WHAT YOU WILL DO:
Return all lines in the material below that contain "from".

(Source records)

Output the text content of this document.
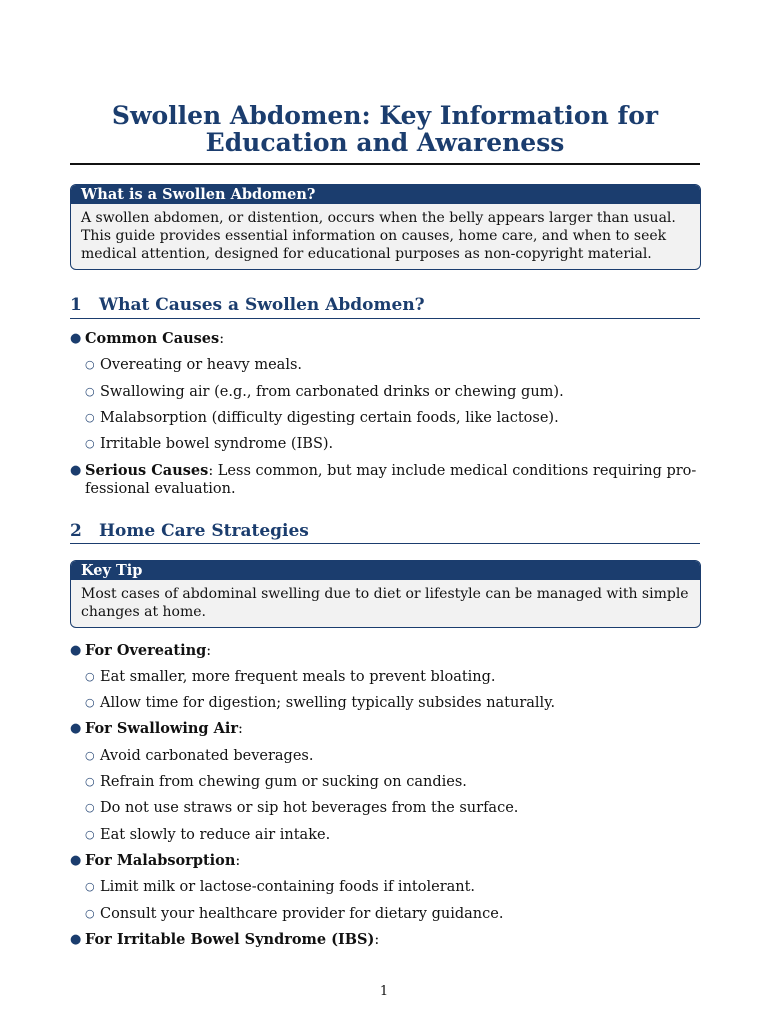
Swollen Abdomen: Key Information for
Education and Awareness
What is a Swollen Abdomen?
A swollen abdomen, or distention, occurs when the belly appears larger than usual. This guide provides essential information on causes, home care, and when to seek medical attention, designed for educational purposes as non-copyright material.
1 What Causes a Swollen Abdomen?
● Common Causes:
○ Overeating or heavy meals.
○ Swallowing air (e.g., from carbonated drinks or chewing gum).
○ Malabsorption (difficulty digesting certain foods, like lactose).
○ Irritable bowel syndrome (IBS).
● Serious Causes: Less common, but may include medical conditions requiring pro-
fessional evaluation.
2 Home Care Strategies
Key Tip
Most cases of abdominal swelling due to diet or lifestyle can be managed with simple changes at home.
● For Overeating:
○ Eat smaller, more frequent meals to prevent bloating.
○ Allow time for digestion; swelling typically subsides naturally.
● For Swallowing Air:
○ Avoid carbonated beverages.
○ Refrain from chewing gum or sucking on candies.
○ Do not use straws or sip hot beverages from the surface.
○ Eat slowly to reduce air intake.
● For Malabsorption:
○ Limit milk or lactose-containing foods if intolerant.
○ Consult your healthcare provider for dietary guidance.
● For Irritable Bowel Syndrome (IBS):
1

RESULT OF THIS EXERCISE:
○ Swallowing air (e.g., from carbonated drinks or chewing gum).
○ Refrain from chewing gum or sucking on candies.
○ Do not use straws or sip hot beverages from the surface.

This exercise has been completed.